* Begin *
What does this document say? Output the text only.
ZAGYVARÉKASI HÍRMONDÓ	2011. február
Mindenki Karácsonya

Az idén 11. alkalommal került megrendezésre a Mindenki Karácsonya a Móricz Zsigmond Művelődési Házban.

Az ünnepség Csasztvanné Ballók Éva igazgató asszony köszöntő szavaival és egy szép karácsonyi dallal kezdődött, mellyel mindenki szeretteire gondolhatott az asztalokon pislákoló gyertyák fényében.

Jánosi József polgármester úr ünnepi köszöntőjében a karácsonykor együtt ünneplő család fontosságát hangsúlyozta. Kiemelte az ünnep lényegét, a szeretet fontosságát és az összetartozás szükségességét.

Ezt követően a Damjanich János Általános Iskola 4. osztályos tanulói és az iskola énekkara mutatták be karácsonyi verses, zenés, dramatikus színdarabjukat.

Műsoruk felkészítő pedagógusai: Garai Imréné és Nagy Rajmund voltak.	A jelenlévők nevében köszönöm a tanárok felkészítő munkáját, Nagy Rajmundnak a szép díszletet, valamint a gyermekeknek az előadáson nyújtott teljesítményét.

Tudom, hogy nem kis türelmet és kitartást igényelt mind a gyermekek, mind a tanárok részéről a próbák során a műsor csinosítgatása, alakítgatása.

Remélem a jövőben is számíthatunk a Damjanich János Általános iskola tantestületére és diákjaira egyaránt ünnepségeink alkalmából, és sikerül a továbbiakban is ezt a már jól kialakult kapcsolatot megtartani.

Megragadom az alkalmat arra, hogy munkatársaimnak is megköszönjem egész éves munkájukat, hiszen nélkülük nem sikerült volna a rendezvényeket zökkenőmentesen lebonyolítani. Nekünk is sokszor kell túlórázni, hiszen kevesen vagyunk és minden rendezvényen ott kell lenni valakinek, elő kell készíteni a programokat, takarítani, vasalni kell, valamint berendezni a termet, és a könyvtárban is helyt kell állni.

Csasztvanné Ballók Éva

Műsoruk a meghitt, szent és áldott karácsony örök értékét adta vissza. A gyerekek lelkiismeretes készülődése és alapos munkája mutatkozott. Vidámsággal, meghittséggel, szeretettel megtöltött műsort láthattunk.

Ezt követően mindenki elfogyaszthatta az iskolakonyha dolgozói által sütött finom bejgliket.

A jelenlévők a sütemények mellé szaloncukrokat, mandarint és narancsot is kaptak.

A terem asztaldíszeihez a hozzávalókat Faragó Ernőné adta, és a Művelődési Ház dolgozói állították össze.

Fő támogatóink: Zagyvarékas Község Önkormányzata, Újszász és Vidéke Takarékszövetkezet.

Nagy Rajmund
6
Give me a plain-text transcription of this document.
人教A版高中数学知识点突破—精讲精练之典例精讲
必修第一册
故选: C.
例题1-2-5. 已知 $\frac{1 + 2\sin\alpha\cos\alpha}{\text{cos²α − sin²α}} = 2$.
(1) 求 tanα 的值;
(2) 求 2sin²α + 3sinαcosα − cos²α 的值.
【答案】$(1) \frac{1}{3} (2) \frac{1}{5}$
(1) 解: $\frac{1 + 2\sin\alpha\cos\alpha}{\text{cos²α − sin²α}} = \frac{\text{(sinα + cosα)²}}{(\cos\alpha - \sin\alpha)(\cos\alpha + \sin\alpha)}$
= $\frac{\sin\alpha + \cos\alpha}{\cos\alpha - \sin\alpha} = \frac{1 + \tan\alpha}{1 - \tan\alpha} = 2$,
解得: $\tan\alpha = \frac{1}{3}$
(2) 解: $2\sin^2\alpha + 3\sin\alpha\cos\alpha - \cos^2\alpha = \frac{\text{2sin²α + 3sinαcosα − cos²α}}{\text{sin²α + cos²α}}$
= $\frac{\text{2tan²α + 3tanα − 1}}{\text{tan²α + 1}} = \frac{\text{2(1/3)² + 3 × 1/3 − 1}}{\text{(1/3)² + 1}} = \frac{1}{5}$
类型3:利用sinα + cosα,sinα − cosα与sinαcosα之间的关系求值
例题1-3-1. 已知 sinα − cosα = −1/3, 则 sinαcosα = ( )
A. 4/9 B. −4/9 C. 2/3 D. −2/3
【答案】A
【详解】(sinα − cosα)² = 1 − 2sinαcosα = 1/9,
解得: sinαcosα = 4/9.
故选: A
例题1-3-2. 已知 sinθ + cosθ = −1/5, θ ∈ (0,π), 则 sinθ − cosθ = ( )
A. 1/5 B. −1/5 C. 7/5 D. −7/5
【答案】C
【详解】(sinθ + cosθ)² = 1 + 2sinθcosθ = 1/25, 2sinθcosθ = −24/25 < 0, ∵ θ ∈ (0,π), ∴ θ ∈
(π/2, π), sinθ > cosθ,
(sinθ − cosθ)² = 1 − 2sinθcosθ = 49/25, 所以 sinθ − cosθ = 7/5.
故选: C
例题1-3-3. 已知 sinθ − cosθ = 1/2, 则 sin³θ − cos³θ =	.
* End *
### Exercise requirements
Pick each line holding the word "alpha" out of the data and copy it.

### Result of the exercise
例题1-2-5. 已知 $\frac{1 + 2\sin\alpha\cos\alpha}{\text{cos²α − sin²α}} = 2$.
(1) 解: $\frac{1 + 2\sin\alpha\cos\alpha}{\text{cos²α − sin²α}} = \frac{\text{(sinα + cosα)²}}{(\cos\alpha - \sin\alpha)(\cos\alpha + \sin\alpha)}$
= $\frac{\sin\alpha + \cos\alpha}{\cos\alpha - \sin\alpha} = \frac{1 + \tan\alpha}{1 - \tan\alpha} = 2$,
解得: $\tan\alpha = \frac{1}{3}$
(2) 解: $2\sin^2\alpha + 3\sin\alpha\cos\alpha - \cos^2\alpha = \frac{\text{2sin²α + 3sinαcosα − cos²α}}{\text{sin²α + cos²α}}$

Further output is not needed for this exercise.